** Begin RECORDS FOR THE TASK **

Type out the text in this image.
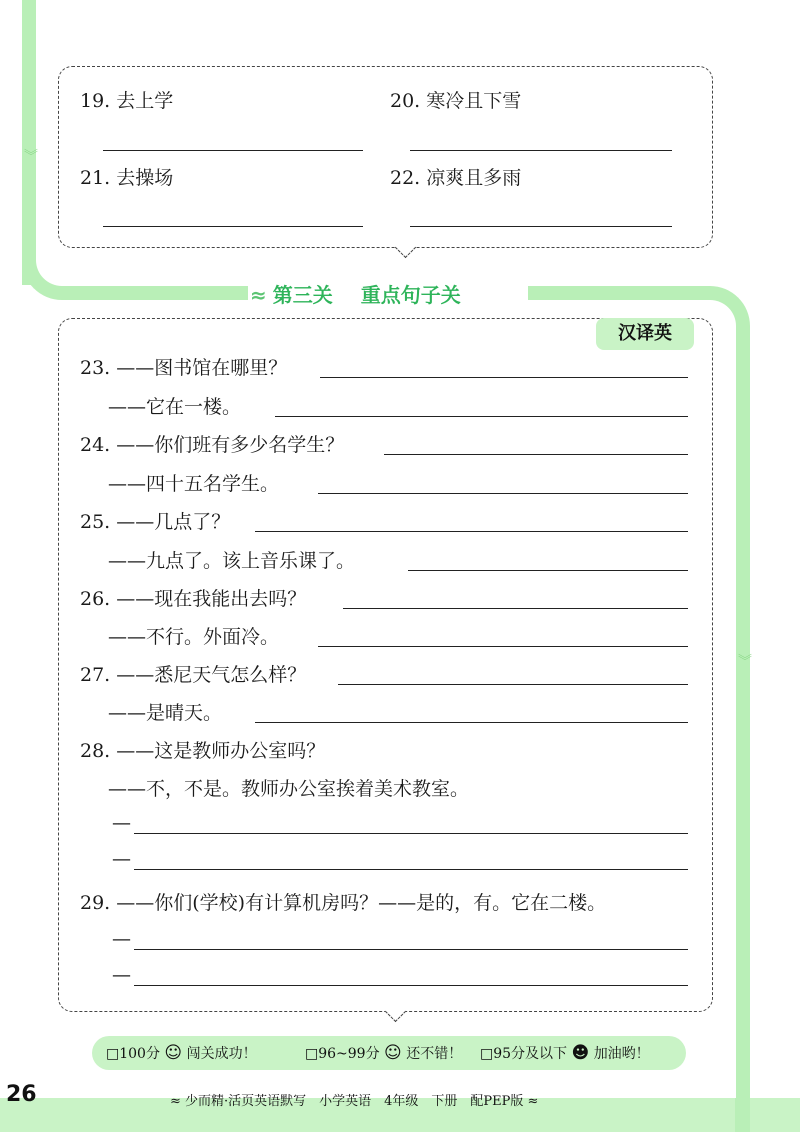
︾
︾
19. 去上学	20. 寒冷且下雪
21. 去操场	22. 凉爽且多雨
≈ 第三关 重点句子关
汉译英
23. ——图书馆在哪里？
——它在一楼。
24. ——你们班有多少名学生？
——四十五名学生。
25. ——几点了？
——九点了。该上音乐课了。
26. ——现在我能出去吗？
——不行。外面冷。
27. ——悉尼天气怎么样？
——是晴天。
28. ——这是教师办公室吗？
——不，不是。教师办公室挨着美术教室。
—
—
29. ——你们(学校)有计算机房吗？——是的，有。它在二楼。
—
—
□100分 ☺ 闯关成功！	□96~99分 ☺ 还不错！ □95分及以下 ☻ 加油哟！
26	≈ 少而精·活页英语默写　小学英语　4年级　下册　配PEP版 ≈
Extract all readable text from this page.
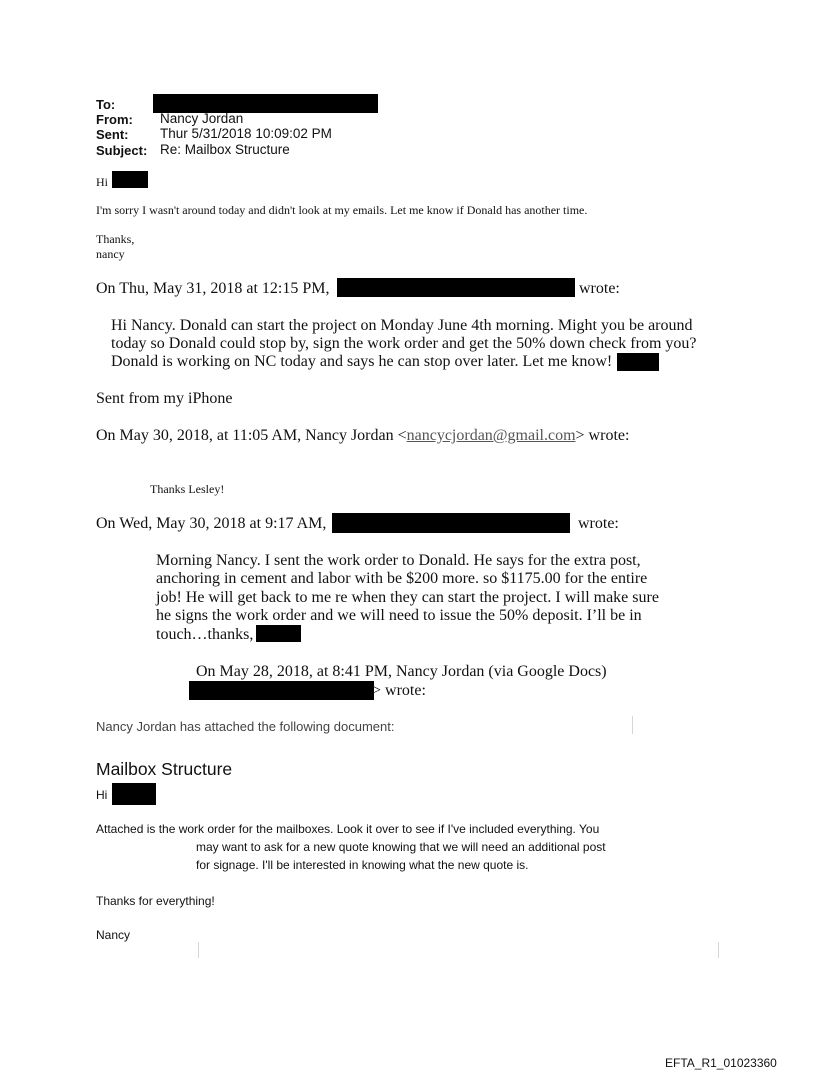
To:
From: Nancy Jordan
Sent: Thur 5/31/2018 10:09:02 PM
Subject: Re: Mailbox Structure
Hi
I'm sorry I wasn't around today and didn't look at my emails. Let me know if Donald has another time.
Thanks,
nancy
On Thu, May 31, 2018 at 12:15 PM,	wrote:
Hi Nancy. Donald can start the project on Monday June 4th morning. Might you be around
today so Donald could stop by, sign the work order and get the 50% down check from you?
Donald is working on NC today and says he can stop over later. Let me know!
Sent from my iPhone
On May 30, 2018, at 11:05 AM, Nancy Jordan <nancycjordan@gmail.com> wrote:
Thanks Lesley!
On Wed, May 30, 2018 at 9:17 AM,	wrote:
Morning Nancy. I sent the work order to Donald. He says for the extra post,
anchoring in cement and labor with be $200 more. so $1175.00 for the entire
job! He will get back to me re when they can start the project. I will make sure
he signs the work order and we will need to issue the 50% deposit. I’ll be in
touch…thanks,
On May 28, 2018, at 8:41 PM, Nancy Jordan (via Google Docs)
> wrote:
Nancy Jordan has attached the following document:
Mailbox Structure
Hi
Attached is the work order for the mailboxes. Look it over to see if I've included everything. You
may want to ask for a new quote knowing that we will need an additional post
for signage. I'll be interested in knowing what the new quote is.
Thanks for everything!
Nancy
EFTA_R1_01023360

** End RECORDS FOR THE TASK **

WHAT YOU HAVE TO DO
Without the pictures, print the records in full, exactly as they appear.

FULL RESPONSE
Type out the text in this image.
︾
︾
19. 去上学	20. 寒冷且下雪
21. 去操场	22. 凉爽且多雨
≈ 第三关 重点句子关
汉译英
23. ——图书馆在哪里？
——它在一楼。
24. ——你们班有多少名学生？
——四十五名学生。
25. ——几点了？
——九点了。该上音乐课了。
26. ——现在我能出去吗？
——不行。外面冷。
27. ——悉尼天气怎么样？
——是晴天。
28. ——这是教师办公室吗？
——不，不是。教师办公室挨着美术教室。
—
—
29. ——你们(学校)有计算机房吗？——是的，有。它在二楼。
—
—
□100分 ☺ 闯关成功！	□96~99分 ☺ 还不错！ □95分及以下 ☻ 加油哟！
26	≈ 少而精·活页英语默写　小学英语　4年级　下册　配PEP版 ≈
Extract all readable text from this page.
To:
From: Nancy Jordan
Sent: Thur 5/31/2018 10:09:02 PM
Subject: Re: Mailbox Structure
Hi
I'm sorry I wasn't around today and didn't look at my emails. Let me know if Donald has another time.
Thanks,
nancy
On Thu, May 31, 2018 at 12:15 PM,	wrote:
Hi Nancy. Donald can start the project on Monday June 4th morning. Might you be around
today so Donald could stop by, sign the work order and get the 50% down check from you?
Donald is working on NC today and says he can stop over later. Let me know!
Sent from my iPhone
On May 30, 2018, at 11:05 AM, Nancy Jordan <nancycjordan@gmail.com> wrote:
Thanks Lesley!
On Wed, May 30, 2018 at 9:17 AM,	wrote:
Morning Nancy. I sent the work order to Donald. He says for the extra post,
anchoring in cement and labor with be $200 more. so $1175.00 for the entire
job! He will get back to me re when they can start the project. I will make sure
he signs the work order and we will need to issue the 50% deposit. I’ll be in
touch…thanks,
On May 28, 2018, at 8:41 PM, Nancy Jordan (via Google Docs)
> wrote:
Nancy Jordan has attached the following document:
Mailbox Structure
Hi
Attached is the work order for the mailboxes. Look it over to see if I've included everything. You
may want to ask for a new quote knowing that we will need an additional post
for signage. I'll be interested in knowing what the new quote is.
Thanks for everything!
Nancy
EFTA_R1_01023360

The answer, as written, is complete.